_WHAT IS EXPECTED_: Emit only the lines from the line containing "Convert this chart to structured JSON data." through the last line of the entries, unchanged.
-- START OF SUPPLIED ENTRIES --
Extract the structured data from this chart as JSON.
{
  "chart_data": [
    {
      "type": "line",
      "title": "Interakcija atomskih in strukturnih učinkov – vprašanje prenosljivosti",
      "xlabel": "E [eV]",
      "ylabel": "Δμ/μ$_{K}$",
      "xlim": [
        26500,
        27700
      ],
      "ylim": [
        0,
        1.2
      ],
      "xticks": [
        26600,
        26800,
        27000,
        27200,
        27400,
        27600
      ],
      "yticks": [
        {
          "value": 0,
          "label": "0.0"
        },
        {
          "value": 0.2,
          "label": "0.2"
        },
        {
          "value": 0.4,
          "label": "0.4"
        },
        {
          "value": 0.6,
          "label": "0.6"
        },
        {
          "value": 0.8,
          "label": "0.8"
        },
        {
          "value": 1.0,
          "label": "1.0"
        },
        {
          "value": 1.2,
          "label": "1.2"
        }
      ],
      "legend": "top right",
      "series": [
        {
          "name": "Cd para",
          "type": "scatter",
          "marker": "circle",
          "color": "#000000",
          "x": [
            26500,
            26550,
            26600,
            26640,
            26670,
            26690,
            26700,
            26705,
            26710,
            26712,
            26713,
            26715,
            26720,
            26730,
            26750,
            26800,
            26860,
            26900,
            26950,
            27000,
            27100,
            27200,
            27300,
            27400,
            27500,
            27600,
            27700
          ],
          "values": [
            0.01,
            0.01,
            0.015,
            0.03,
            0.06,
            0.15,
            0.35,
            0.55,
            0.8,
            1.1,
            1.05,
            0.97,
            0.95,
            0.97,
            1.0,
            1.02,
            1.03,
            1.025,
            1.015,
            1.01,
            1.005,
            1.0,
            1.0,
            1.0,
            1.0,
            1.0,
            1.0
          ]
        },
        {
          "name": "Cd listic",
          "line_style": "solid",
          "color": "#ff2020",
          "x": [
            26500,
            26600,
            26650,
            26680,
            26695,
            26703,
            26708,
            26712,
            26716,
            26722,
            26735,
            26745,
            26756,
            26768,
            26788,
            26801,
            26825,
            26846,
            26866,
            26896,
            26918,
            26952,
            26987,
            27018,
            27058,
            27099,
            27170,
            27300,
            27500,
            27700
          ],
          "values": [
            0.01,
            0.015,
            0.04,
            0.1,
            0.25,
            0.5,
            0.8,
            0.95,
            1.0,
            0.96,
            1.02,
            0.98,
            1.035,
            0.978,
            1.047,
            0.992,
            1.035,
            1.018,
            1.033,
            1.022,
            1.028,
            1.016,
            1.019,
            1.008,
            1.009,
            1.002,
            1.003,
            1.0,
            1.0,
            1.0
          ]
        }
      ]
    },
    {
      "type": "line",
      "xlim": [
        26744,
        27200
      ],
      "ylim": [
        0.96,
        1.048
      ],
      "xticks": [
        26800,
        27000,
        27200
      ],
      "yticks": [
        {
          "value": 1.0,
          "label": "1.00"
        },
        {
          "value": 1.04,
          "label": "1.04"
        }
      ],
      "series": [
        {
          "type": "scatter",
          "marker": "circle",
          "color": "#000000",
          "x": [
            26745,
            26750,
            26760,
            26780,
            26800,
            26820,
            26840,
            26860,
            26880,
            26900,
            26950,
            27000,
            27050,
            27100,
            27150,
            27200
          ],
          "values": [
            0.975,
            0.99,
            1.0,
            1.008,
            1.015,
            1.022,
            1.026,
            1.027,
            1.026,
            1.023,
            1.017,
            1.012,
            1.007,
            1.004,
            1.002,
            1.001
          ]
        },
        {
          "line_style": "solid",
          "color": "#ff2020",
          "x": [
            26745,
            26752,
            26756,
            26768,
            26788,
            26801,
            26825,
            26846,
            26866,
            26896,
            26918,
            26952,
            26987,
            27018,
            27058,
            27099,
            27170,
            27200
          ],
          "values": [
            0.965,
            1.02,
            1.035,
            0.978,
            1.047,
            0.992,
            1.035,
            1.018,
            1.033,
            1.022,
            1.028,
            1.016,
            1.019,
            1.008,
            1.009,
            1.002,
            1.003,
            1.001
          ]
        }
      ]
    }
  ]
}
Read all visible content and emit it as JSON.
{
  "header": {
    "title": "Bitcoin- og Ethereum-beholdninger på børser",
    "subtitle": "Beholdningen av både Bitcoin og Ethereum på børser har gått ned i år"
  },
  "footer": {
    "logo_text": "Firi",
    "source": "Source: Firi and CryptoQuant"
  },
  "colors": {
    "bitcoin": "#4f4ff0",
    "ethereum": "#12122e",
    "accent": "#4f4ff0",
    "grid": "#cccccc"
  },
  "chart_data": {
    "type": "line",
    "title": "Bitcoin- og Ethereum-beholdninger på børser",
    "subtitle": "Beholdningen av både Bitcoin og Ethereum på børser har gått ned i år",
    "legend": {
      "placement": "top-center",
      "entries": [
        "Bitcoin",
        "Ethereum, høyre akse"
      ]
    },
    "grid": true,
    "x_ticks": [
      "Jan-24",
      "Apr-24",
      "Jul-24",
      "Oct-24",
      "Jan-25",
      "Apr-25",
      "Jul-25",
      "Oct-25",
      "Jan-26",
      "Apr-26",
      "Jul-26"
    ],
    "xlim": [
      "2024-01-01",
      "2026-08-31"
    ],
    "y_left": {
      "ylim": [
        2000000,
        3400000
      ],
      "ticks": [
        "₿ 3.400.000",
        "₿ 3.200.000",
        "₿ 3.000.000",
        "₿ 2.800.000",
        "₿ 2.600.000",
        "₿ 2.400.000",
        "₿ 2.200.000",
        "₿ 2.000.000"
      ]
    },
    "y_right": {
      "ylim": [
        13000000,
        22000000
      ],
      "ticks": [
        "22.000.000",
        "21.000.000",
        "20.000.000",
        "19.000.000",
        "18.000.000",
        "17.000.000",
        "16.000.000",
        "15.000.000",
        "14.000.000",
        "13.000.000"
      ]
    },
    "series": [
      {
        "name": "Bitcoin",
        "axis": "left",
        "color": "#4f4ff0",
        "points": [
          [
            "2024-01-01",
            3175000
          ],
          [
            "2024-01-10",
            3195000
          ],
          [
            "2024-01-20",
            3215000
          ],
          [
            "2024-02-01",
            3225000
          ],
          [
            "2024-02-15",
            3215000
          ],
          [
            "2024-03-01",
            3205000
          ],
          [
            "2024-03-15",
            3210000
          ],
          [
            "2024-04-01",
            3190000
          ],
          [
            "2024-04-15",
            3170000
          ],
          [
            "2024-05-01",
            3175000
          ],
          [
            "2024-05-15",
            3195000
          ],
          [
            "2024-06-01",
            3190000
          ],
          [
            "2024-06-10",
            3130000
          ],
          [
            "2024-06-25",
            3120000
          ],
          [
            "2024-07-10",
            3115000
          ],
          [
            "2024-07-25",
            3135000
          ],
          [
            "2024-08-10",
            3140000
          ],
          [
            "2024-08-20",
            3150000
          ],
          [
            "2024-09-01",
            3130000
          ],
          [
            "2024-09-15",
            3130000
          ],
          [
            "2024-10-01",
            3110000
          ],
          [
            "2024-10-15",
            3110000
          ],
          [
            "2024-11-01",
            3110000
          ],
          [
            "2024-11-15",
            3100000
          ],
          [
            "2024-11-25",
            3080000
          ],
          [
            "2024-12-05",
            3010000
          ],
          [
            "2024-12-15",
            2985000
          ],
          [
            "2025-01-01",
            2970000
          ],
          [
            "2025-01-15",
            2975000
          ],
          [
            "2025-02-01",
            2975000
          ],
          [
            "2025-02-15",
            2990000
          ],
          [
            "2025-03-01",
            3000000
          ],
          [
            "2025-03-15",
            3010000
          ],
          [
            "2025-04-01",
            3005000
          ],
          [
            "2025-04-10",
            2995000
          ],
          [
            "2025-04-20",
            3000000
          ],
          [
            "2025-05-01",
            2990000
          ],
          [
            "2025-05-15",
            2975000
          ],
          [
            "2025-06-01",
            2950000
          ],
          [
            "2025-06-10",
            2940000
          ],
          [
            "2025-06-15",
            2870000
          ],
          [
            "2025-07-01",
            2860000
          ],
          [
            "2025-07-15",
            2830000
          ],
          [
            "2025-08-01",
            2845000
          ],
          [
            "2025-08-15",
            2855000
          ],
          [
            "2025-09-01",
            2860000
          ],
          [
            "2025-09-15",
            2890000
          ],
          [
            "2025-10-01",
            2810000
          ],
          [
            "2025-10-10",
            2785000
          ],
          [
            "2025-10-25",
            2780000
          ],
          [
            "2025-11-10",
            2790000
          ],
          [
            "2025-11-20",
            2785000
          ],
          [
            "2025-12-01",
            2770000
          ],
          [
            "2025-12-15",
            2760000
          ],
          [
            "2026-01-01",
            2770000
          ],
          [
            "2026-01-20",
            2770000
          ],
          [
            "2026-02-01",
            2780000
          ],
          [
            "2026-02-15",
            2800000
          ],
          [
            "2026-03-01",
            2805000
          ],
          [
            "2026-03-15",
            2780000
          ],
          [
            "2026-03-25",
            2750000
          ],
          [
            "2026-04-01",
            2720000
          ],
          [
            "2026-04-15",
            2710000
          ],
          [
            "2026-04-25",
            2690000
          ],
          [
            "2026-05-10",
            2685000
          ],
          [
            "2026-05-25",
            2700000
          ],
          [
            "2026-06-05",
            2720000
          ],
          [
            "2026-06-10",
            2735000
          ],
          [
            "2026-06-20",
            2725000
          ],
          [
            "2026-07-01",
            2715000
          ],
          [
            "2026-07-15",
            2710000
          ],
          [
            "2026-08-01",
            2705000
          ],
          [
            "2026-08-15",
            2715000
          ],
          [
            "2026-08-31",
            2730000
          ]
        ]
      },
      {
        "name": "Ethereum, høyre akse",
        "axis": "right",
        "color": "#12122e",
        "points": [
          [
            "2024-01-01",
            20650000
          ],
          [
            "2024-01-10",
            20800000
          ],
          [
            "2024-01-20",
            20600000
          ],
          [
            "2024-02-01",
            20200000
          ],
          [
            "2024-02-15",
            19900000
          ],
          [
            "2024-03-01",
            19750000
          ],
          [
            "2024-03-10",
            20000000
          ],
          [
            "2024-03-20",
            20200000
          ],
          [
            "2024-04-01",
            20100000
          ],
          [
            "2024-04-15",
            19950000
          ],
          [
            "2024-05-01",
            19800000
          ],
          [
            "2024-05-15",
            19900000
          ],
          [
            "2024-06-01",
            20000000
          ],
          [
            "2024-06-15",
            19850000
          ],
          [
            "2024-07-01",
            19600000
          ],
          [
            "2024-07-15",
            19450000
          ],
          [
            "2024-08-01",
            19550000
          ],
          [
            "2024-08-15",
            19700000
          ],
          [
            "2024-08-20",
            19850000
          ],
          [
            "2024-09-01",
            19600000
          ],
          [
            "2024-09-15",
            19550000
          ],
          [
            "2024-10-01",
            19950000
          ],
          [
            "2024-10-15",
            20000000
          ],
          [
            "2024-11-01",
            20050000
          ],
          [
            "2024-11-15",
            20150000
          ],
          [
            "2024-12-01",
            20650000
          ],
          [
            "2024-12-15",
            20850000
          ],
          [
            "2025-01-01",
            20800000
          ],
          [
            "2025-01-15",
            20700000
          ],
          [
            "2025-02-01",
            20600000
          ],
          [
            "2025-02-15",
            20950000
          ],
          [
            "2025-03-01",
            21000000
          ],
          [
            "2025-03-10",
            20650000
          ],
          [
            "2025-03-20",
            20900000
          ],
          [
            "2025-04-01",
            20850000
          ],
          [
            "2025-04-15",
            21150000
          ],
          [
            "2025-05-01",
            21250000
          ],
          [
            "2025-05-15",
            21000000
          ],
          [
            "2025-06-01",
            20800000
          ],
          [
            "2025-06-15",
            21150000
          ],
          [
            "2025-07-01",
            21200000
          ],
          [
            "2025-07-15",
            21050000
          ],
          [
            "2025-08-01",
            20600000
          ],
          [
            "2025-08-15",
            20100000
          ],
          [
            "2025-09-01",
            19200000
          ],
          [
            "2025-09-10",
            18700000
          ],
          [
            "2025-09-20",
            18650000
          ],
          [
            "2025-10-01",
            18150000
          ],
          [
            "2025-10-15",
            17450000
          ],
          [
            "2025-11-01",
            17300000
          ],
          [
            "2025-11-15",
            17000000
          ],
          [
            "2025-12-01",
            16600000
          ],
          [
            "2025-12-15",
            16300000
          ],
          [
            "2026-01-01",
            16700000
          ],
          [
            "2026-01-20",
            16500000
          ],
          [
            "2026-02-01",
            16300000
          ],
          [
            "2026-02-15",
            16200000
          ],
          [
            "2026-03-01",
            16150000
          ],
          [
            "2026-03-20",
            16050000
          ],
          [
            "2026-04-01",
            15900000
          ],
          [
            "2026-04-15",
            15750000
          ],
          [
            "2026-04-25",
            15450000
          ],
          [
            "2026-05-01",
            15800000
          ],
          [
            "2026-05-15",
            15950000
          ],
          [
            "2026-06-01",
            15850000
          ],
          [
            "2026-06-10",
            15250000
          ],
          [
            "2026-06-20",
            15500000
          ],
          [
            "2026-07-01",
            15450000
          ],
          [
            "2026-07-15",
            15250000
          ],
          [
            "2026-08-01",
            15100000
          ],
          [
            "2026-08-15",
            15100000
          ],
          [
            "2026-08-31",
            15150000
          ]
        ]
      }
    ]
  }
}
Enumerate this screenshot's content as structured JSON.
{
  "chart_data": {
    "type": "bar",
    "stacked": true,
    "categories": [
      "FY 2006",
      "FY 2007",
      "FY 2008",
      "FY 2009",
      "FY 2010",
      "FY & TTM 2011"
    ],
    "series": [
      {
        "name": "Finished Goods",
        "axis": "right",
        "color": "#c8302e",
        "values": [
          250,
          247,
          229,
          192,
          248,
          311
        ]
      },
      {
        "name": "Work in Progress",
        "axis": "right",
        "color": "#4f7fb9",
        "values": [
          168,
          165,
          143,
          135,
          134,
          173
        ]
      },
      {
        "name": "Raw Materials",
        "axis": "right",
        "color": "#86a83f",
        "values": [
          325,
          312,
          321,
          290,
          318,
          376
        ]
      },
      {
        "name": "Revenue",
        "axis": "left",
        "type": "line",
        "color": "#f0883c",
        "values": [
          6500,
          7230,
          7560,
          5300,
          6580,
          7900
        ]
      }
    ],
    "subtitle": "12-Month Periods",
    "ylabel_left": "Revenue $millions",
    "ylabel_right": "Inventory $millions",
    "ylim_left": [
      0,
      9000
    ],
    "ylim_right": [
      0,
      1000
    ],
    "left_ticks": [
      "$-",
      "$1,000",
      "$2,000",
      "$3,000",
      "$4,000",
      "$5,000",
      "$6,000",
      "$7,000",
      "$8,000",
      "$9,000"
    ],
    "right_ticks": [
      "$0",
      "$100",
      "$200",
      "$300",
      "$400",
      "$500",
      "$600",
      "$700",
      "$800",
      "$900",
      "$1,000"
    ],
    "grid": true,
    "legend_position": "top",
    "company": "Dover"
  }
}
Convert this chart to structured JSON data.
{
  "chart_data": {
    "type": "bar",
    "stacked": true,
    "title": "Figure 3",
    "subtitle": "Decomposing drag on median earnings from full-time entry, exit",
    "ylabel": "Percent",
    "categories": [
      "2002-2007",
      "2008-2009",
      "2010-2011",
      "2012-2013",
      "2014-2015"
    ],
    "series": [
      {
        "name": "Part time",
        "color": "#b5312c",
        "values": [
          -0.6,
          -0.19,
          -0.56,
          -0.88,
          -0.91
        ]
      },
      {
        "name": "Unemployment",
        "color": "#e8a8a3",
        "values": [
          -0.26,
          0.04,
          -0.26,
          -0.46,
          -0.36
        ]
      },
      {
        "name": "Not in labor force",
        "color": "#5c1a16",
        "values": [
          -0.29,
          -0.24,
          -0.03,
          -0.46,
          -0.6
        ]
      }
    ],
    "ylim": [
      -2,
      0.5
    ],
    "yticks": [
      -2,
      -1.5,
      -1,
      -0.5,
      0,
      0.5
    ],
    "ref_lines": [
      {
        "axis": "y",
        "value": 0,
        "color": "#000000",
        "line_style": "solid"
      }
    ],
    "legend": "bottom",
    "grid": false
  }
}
-- END OF SUPPLIED ENTRIES --
_RESULT OF THIS TASK_:
Convert this chart to structured JSON data.
{
  "chart_data": {
    "type": "bar",
    "stacked": true,
    "title": "Figure 3",
    "subtitle": "Decomposing drag on median earnings from full-time entry, exit",
    "ylabel": "Percent",
    "categories": [
      "2002-2007",
      "2008-2009",
      "2010-2011",
      "2012-2013",
      "2014-2015"
    ],
    "series": [
      {
        "name": "Part time",
        "color": "#b5312c",
        "values": [
          -0.6,
          -0.19,
          -0.56,
          -0.88,
          -0.91
        ]
      },
      {
        "name": "Unemployment",
        "color": "#e8a8a3",
        "values": [
          -0.26,
          0.04,
          -0.26,
          -0.46,
          -0.36
        ]
      },
      {
        "name": "Not in labor force",
        "color": "#5c1a16",
        "values": [
          -0.29,
          -0.24,
          -0.03,
          -0.46,
          -0.6
        ]
      }
    ],
    "ylim": [
      -2,
      0.5
    ],
    "yticks": [
      -2,
      -1.5,
      -1,
      -0.5,
      0,
      0.5
    ],
    "ref_lines": [
      {
        "axis": "y",
        "value": 0,
        "color": "#000000",
        "line_style": "solid"
      }
    ],
    "legend": "bottom",
    "grid": false
  }
}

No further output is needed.